● **Textauszug**:
------------------------------------------------------------
Eine Partie nach einem beliebten Ausflugsort, zu welcher unser Generalconsul mich eingeladen hatte, führte uns in die Ebene, welche zwischen dem Höhenzug an der Küste und dem Fuß der Anden liegt. Erst hat man etwa eine Stunde mit der Eisenbahn zu fahren und dann noch ein größeres Stück Weg zu Pferde oder Wagen zurückzulegen. Ein sehr geräumiges gutes Gasthaus mit schönen Gartenanlagen bietet vielen Fremden Unterkunft, und zur Zeit war das Haus gut besucht. Den Hauptanziehungspunkt bildet wol die Bade- und Schwimmanstalt in dem kleinen Flusse, denn da Valparaiso nur See- und keine Frischwasserbäder hat, der Mensch aber immer dasjenige begehrt, was er nicht täglich haben kann, so geht jeder, der es ermöglichen kann, auf einige Zeit hierher um zu baden.
Als eine Eigenthümlichkeit der Landschaft außerhalb der Stadt möchte ich noch die vielen Pappelpflanzungen bezeichnen. Der Baum, welcher bei uns in Acht und Bann gethan ist, gilt hier als eine gute Kapitalanlage und wird daher mit Vorliebe in ganzen Wäldern angepflanzt.
------------------------------------------------------------
● **Datensätze**:
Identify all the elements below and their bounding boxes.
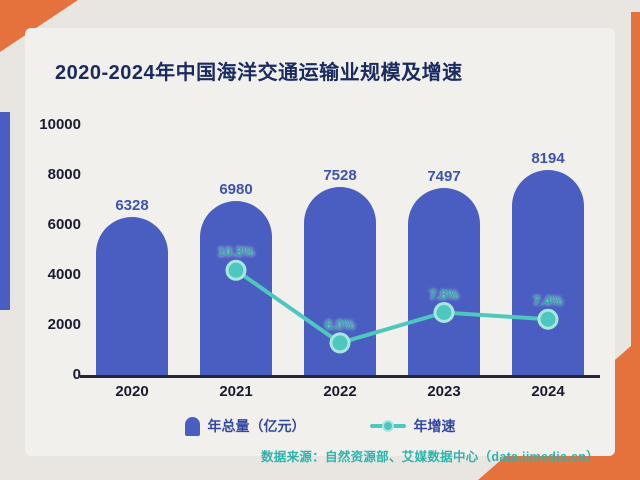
y-axis-label: 0 bbox=[72, 366, 81, 383]
bar-value-label: 7528 bbox=[323, 166, 357, 184]
y-axis-label: 6000 bbox=[47, 216, 81, 233]
edge-accent-left bbox=[0, 112, 10, 310]
bar-value-label: 7497 bbox=[427, 167, 461, 185]
growth-point-2022 bbox=[329, 332, 351, 354]
bar-value-label: 6980 bbox=[219, 180, 253, 198]
data-source-text: 数据来源：自然资源部、艾媒数据中心（data.iimedia.cn） bbox=[260, 450, 599, 464]
line-series-icon bbox=[369, 419, 406, 433]
growth-point-2023 bbox=[433, 302, 455, 323]
growth-line bbox=[234, 268, 549, 346]
bar-2020 bbox=[96, 216, 168, 375]
chart-plot-area: 6328 2020 6980 2021 7528 2022 7497 2023 8194 2024… bbox=[80, 125, 600, 400]
x-axis-label: 2024 bbox=[531, 383, 565, 400]
legend-label-total: 年总量（亿元） bbox=[207, 418, 306, 434]
infographic-card: 2020-2024年中国海洋交通运输业规模及增速 0 2000 4000 6000 80… bbox=[25, 28, 615, 464]
bar-value-label: 8194 bbox=[531, 150, 565, 168]
edge-accent-right bbox=[631, 12, 640, 480]
legend-item-total: 年总量（亿元） bbox=[184, 416, 306, 436]
growth-point-2021 bbox=[225, 259, 247, 281]
legend-label-growth: 年增速 bbox=[413, 418, 456, 434]
x-axis-label: 2023 bbox=[427, 383, 461, 400]
growth-value-label: 7.4% bbox=[533, 293, 563, 309]
bar-2024 bbox=[512, 170, 584, 375]
legend-item-growth: 年增速 bbox=[369, 416, 456, 436]
x-axis-label: 2021 bbox=[219, 383, 253, 400]
x-axis-label: 2020 bbox=[115, 383, 149, 400]
y-axis: 0 2000 4000 6000 8000 10000 bbox=[29, 116, 81, 383]
growth-value-label: 10.3% bbox=[217, 244, 255, 260]
y-axis-label: 4000 bbox=[47, 266, 81, 283]
growth-value-label: 7.8% bbox=[429, 286, 459, 302]
bar-series-icon bbox=[184, 416, 200, 436]
growth-point-2024 bbox=[537, 308, 559, 330]
x-axis-label: 2022 bbox=[323, 383, 357, 400]
y-axis-label: 2000 bbox=[47, 316, 81, 333]
y-axis-label: 8000 bbox=[47, 166, 81, 183]
bar-value-label: 6328 bbox=[115, 196, 149, 214]
growth-line-layer bbox=[225, 259, 559, 354]
y-axis-label: 10000 bbox=[39, 116, 81, 133]
bar-2023 bbox=[408, 187, 480, 375]
growth-value-label: 6.0% bbox=[325, 316, 355, 332]
chart-title: 2020-2024年中国海洋交通运输业规模及增速 bbox=[55, 62, 463, 84]
chart-legend: 年总量（亿元） 年增速 bbox=[25, 416, 615, 436]
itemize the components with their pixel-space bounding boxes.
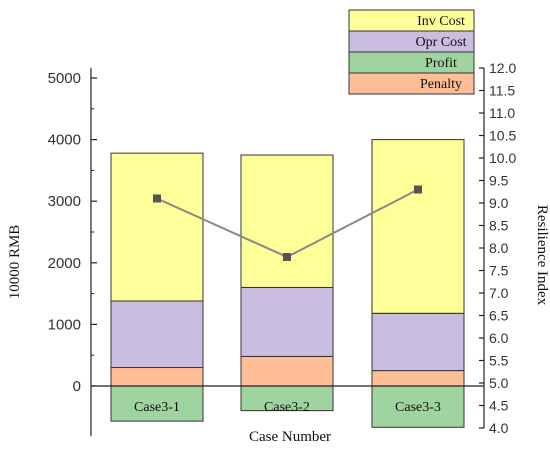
y-tick-label-right: 6.5 xyxy=(489,308,509,324)
legend-label-opr-cost: Opr Cost xyxy=(416,35,467,50)
y-tick-label-left: 1000 xyxy=(48,316,81,333)
y-axis-title-right: Resilience Index xyxy=(534,205,550,306)
bar-profit-2 xyxy=(240,385,334,412)
bar-inv-cost-2 xyxy=(240,154,334,288)
case-label-3: Case3-3 xyxy=(395,400,441,415)
y-tick-label-left: 0 xyxy=(73,378,81,395)
y-tick-label-right: 4.0 xyxy=(489,420,509,436)
bar-inv-cost-1 xyxy=(110,152,204,302)
y-tick-label-right: 6.0 xyxy=(489,330,509,346)
y-tick-label-right: 11.0 xyxy=(489,105,515,121)
bar-opr-cost-3 xyxy=(371,312,465,372)
resilience-point-1 xyxy=(153,194,161,203)
y-tick-label-left: 5000 xyxy=(48,70,81,87)
y-tick-label-right: 12.0 xyxy=(489,60,516,76)
line-layer xyxy=(153,185,422,261)
y-tick-label-right: 10.0 xyxy=(489,150,516,166)
y-tick-label-right: 8.0 xyxy=(489,240,509,256)
y-tick-label-right: 11.5 xyxy=(489,83,515,99)
resilience-point-2 xyxy=(283,253,291,261)
y-axis-title-left: 10000 RMB xyxy=(7,225,23,300)
y-tick-label-right: 4.5 xyxy=(489,398,509,414)
bar-opr-cost-2 xyxy=(240,286,334,357)
x-axis-title: Case Number xyxy=(249,429,331,445)
y-tick-label-left: 4000 xyxy=(48,132,81,149)
labels-layer: Case3-1 Case3-2 Case3-3 xyxy=(134,400,441,415)
axes-layer: 0 1000 2000 3000 4000 5000 4.0 4.5 5.0 5.5 6.0 6.5 7… xyxy=(48,60,516,436)
legend-label-profit: Profit xyxy=(425,56,457,71)
legend-swatch-penalty xyxy=(348,72,475,95)
bar-penalty-1 xyxy=(110,367,204,387)
bar-penalty-2 xyxy=(240,355,334,387)
bar-opr-cost-1 xyxy=(110,300,204,369)
bars-layer xyxy=(110,139,465,428)
y-tick-label-right: 8.5 xyxy=(489,218,509,234)
bar-penalty-3 xyxy=(371,370,465,387)
y-tick-label-left: 2000 xyxy=(48,255,81,272)
y-tick-label-right: 7.5 xyxy=(489,263,509,279)
y-tick-label-right: 5.5 xyxy=(489,353,509,369)
bar-profit-1 xyxy=(110,385,204,422)
y-tick-label-right: 9.0 xyxy=(489,195,509,211)
resilience-point-3 xyxy=(414,185,422,194)
y-tick-label-left: 3000 xyxy=(48,193,81,210)
legend-label-inv-cost: Inv Cost xyxy=(417,14,465,29)
legend: Inv Cost Opr Cost Profit Penalty xyxy=(348,9,475,95)
case-label-2: Case3-2 xyxy=(264,400,310,415)
y-tick-label-right: 7.0 xyxy=(489,285,509,301)
legend-label-penalty: Penalty xyxy=(420,77,462,92)
y-tick-label-right: 10.5 xyxy=(489,128,516,144)
y-tick-label-right: 9.5 xyxy=(489,173,509,189)
bar-inv-cost-3 xyxy=(371,139,465,314)
case-label-1: Case3-1 xyxy=(134,400,180,415)
y-tick-label-right: 5.0 xyxy=(489,375,509,391)
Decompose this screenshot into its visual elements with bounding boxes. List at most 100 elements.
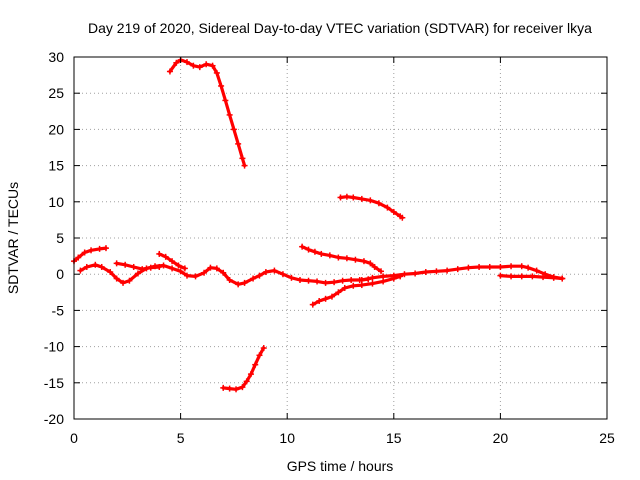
data-point: [113, 260, 120, 267]
data-point: [222, 97, 229, 104]
data-point: [247, 371, 254, 378]
data-point: [322, 295, 329, 302]
data-point: [201, 269, 208, 276]
data-point: [350, 282, 357, 289]
x-tick-label: 20: [493, 430, 509, 446]
data-point: [348, 276, 355, 283]
data-point: [183, 272, 190, 279]
data-point: [497, 272, 504, 279]
data-point: [399, 214, 406, 221]
data-point: [444, 267, 451, 274]
series-arc-descend: [300, 245, 383, 273]
data-point: [343, 255, 350, 262]
data-point: [279, 271, 286, 278]
data-point: [175, 262, 182, 269]
data-point: [358, 282, 365, 289]
data-point: [134, 270, 141, 277]
y-tick-label: 0: [56, 266, 64, 282]
data-point: [75, 254, 82, 261]
data-point: [380, 273, 387, 280]
y-tick-label: -15: [44, 375, 64, 391]
data-point: [367, 260, 374, 267]
data-point: [378, 268, 385, 275]
data-point: [241, 279, 248, 286]
data-point: [262, 269, 269, 276]
data-point: [486, 263, 493, 270]
data-point: [230, 126, 237, 133]
data-point: [162, 253, 169, 260]
data-point: [239, 384, 246, 391]
data-point: [83, 263, 90, 270]
data-point: [88, 247, 95, 254]
data-point: [139, 266, 146, 273]
data-point: [235, 281, 242, 288]
data-point: [540, 274, 547, 281]
data-point: [235, 140, 242, 147]
data-point: [529, 273, 536, 280]
data-point: [271, 267, 278, 274]
data-point: [250, 275, 257, 282]
data-point: [371, 263, 378, 270]
series-layer: [71, 56, 566, 393]
data-point: [343, 193, 350, 200]
data-point: [358, 276, 365, 283]
data-point: [508, 263, 515, 270]
y-axis-label: SDTVAR / TECUs: [5, 182, 21, 294]
y-tick-label: 15: [48, 158, 64, 174]
series-arc-high: [168, 58, 247, 168]
data-point: [169, 258, 176, 265]
data-point: [120, 279, 127, 286]
data-point: [203, 61, 210, 68]
data-point: [380, 278, 387, 285]
data-point: [559, 275, 566, 282]
y-tick-label: 5: [56, 230, 64, 246]
y-tick-label: -5: [52, 302, 65, 318]
data-point: [177, 268, 184, 275]
data-point: [122, 261, 129, 268]
data-point: [113, 275, 120, 282]
tick-layer: 0 5 10 15 20 25 -20 -15 -10 -5 0 5 10 15 20 25 30: [44, 49, 615, 446]
data-point: [169, 265, 176, 272]
data-point: [433, 268, 440, 275]
data-point: [550, 274, 557, 281]
y-tick-label: 10: [48, 194, 64, 210]
data-point: [196, 64, 203, 71]
data-point: [465, 264, 472, 271]
series-arc-low: [221, 346, 266, 391]
data-point: [369, 274, 376, 281]
data-point: [220, 384, 227, 391]
data-point: [358, 195, 365, 202]
data-point: [305, 246, 312, 253]
data-point: [390, 208, 397, 215]
data-point: [192, 273, 199, 280]
data-point: [422, 269, 429, 276]
data-point: [339, 277, 346, 284]
y-tick-label: -10: [44, 339, 64, 355]
y-tick-label: 30: [48, 49, 64, 65]
data-point: [337, 194, 344, 201]
data-point: [412, 270, 419, 277]
plot-frame: [73, 56, 608, 420]
data-point: [226, 111, 233, 118]
data-point: [147, 264, 154, 271]
chart-title: Day 219 of 2020, Sidereal Day-to-day VTE…: [88, 20, 592, 36]
grid-layer: [74, 57, 607, 419]
x-tick-label: 10: [279, 430, 295, 446]
data-point: [102, 245, 109, 252]
data-point: [476, 263, 483, 270]
data-point: [256, 272, 263, 279]
data-point: [233, 386, 240, 393]
data-point: [156, 263, 163, 270]
data-point: [190, 62, 197, 69]
data-point: [107, 269, 114, 276]
x-tick-label: 25: [599, 430, 615, 446]
data-point: [213, 69, 220, 76]
x-axis-label: GPS time / hours: [287, 458, 394, 474]
data-point: [316, 297, 323, 304]
data-point: [497, 263, 504, 270]
data-point: [305, 277, 312, 284]
data-point: [92, 261, 99, 268]
data-point: [98, 263, 105, 270]
data-point: [288, 274, 295, 281]
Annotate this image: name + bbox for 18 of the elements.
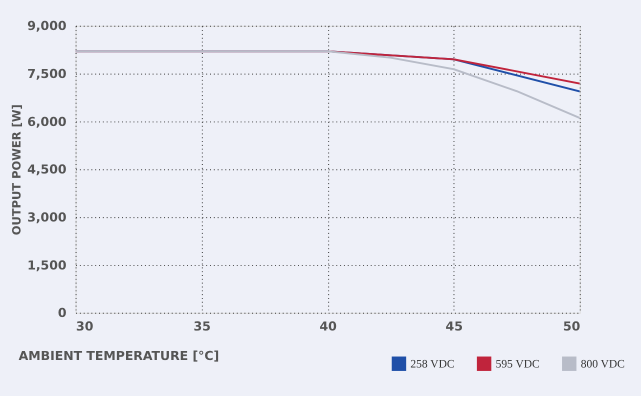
x-tick-label: 45	[446, 318, 463, 334]
legend-label: 258 VDC	[410, 358, 455, 371]
y-tick-label: 7,500	[27, 66, 67, 81]
legend-label: 800 VDC	[580, 358, 626, 371]
legend-label: 595 VDC	[496, 358, 540, 371]
y-tick-label: 1,500	[27, 257, 67, 272]
x-tick-label: 50	[562, 318, 581, 334]
y-tick-label: 4,500	[27, 162, 67, 177]
line-series	[76, 50, 580, 119]
y-tick-label: 9,000	[27, 18, 67, 34]
y-axis-title: OUTPUT POWER [W]	[9, 104, 24, 236]
x-tick-label: 30	[76, 318, 94, 334]
y-tick-label: 3,000	[27, 209, 67, 224]
y-tick-label: 6,000	[27, 114, 67, 129]
x-axis-title: AMBIENT TEMPERATURE [°C]	[18, 348, 220, 364]
x-tick-label: 35	[193, 318, 211, 334]
x-tick-label: 40	[320, 318, 338, 334]
y-tick-label: 0	[58, 305, 67, 320]
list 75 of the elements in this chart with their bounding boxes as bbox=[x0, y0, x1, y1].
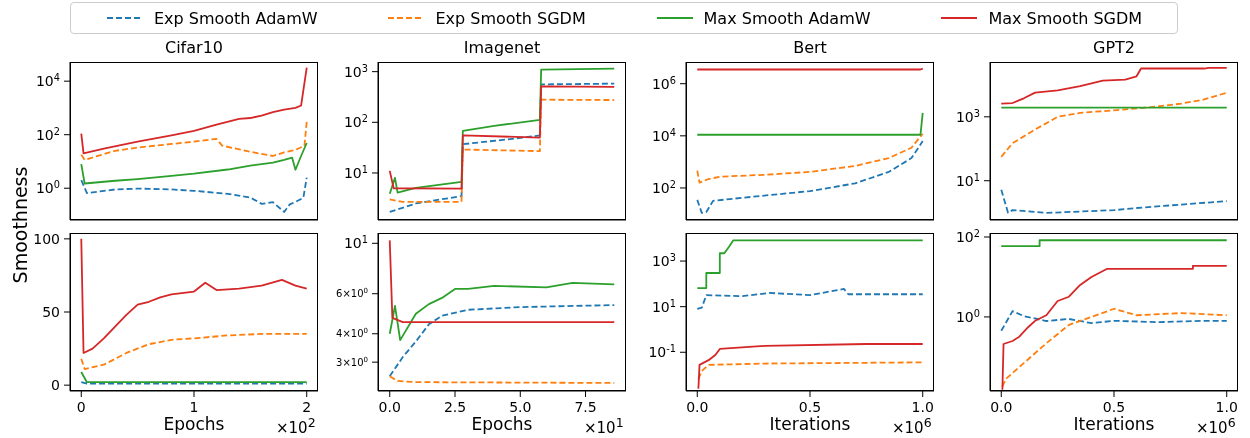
y-tick-label: 10$^{2}$ bbox=[35, 125, 60, 143]
line-series bbox=[1001, 264, 1228, 391]
legend-label: Exp Smooth SGDM bbox=[435, 8, 586, 28]
y-tick-label: 10$^{2}$ bbox=[955, 227, 980, 245]
x-tick-label: 0.5 bbox=[798, 398, 822, 415]
y-tick-label: 100 bbox=[33, 230, 60, 247]
x-tick-label: 0.0 bbox=[990, 398, 1013, 415]
y-tick-label: 10$^{6}$ bbox=[651, 74, 676, 92]
line-series bbox=[1000, 91, 1228, 158]
text: ×10$^{2}$ bbox=[276, 414, 316, 438]
y-tick-label: 10$^{2}$ bbox=[651, 178, 676, 196]
x-tick-label: 1 bbox=[189, 398, 199, 415]
y-tick-label: 10$^{1}$ bbox=[651, 297, 676, 315]
y-tick-label: 10$^{1}$ bbox=[343, 163, 368, 181]
line-series bbox=[80, 237, 308, 354]
y-tick-label: 4×10$^{0}$ bbox=[336, 327, 368, 340]
legend-label: Max Smooth AdamW bbox=[703, 8, 871, 28]
x-tick-label: 5.0 bbox=[509, 398, 532, 415]
y-tick-label: 10$^{3}$ bbox=[343, 62, 368, 80]
line-series bbox=[388, 85, 616, 190]
line-series bbox=[697, 343, 924, 390]
x-tick-label: 1.0 bbox=[1215, 398, 1238, 415]
line-series bbox=[80, 66, 308, 155]
y-tick-label: 3×10$^{0}$ bbox=[336, 355, 368, 368]
x-axis-title: Epochs bbox=[163, 414, 225, 434]
chart-title: Bert bbox=[792, 38, 828, 58]
x-tick-label: 0.0 bbox=[378, 398, 401, 415]
y-tick-label: 6×10$^{0}$ bbox=[336, 287, 368, 300]
line-series bbox=[1001, 307, 1228, 388]
legend-label: Exp Smooth AdamW bbox=[153, 8, 318, 28]
y-tick-label: 50 bbox=[42, 303, 60, 320]
line-series bbox=[388, 98, 616, 203]
y-tick-label: 10$^{1}$ bbox=[343, 233, 368, 252]
chart-title: GPT2 bbox=[1092, 38, 1136, 58]
y-tick-label: 10$^{2}$ bbox=[343, 112, 368, 131]
x-tick-label: 2.5 bbox=[443, 398, 467, 415]
line-series bbox=[80, 333, 308, 370]
y-axis-title: Smoothness bbox=[9, 165, 31, 285]
x-tick-label: 0.5 bbox=[1102, 398, 1126, 415]
x-axis-title: Iterations bbox=[769, 414, 851, 434]
x-tick-label: 2 bbox=[302, 398, 312, 415]
line-series bbox=[388, 281, 616, 342]
x-axis-title: Iterations bbox=[1073, 414, 1155, 434]
legend-label: Max Smooth SGDM bbox=[988, 8, 1143, 28]
line-series bbox=[388, 375, 616, 384]
line-series bbox=[80, 176, 308, 213]
y-tick-label: 10$^{1}$ bbox=[955, 171, 980, 189]
text: ×10$^{6}$ bbox=[892, 414, 932, 438]
x-tick-label: 0 bbox=[76, 398, 86, 415]
line-series bbox=[1000, 67, 1228, 105]
line-series bbox=[696, 288, 924, 310]
y-tick-label: 10$^{0}$ bbox=[35, 178, 60, 197]
y-tick-label: 10$^{0}$ bbox=[955, 307, 980, 325]
text: ×10$^{6}$ bbox=[1196, 414, 1236, 438]
text: ×10$^{1}$ bbox=[584, 414, 624, 438]
line-series bbox=[1000, 310, 1228, 332]
line-series bbox=[696, 239, 924, 290]
x-tick-label: 1.0 bbox=[911, 398, 934, 415]
line-series bbox=[696, 140, 924, 214]
y-tick-label: 10$^{4}$ bbox=[651, 126, 676, 144]
line-series bbox=[80, 142, 308, 185]
line-series bbox=[388, 304, 616, 378]
y-tick-label: 10$^{-1}$ bbox=[648, 342, 676, 361]
line-series bbox=[696, 132, 924, 184]
x-tick-label: 7.5 bbox=[574, 398, 597, 415]
y-tick-label: 0 bbox=[51, 377, 60, 394]
y-tick-label: 10$^{4}$ bbox=[35, 71, 60, 90]
line-series bbox=[1000, 188, 1228, 214]
chart-title: Imagenet bbox=[462, 38, 542, 58]
y-tick-label: 10$^{3}$ bbox=[955, 107, 980, 125]
chart-title: Cifar10 bbox=[164, 38, 224, 58]
y-tick-label: 10$^{3}$ bbox=[651, 251, 676, 269]
x-axis-title: Epochs bbox=[471, 414, 533, 434]
x-tick-label: 0.0 bbox=[686, 398, 709, 415]
line-series bbox=[80, 120, 308, 161]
------------------------------------------------------------
● **Aufgabenstellung**: Geben Sie aus dem Textauszug über den Ausflug bei Valparaiso die Stelle von „Eine Partie nach“ bis „um zu baden.“ wortgetreu wieder.

● **Lösung**:
Eine Partie nach einem beliebten Ausflugsort, zu welcher unser Generalconsul mich eingeladen hatte, führte uns in die Ebene, welche zwischen dem Höhenzug an der Küste und dem Fuß der Anden liegt. Erst hat man etwa eine Stunde mit der Eisenbahn zu fahren und dann noch ein größeres Stück Weg zu Pferde oder Wagen zurückzulegen. Ein sehr geräumiges gutes Gasthaus mit schönen Gartenanlagen bietet vielen Fremden Unterkunft, und zur Zeit war das Haus gut besucht. Den Hauptanziehungspunkt bildet wol die Bade- und Schwimmanstalt in dem kleinen Flusse, denn da Valparaiso nur See- und keine Frischwasserbäder hat, der Mensch aber immer dasjenige begehrt, was er nicht täglich haben kann, so geht jeder, der es ermöglichen kann, auf einige Zeit hierher um zu baden.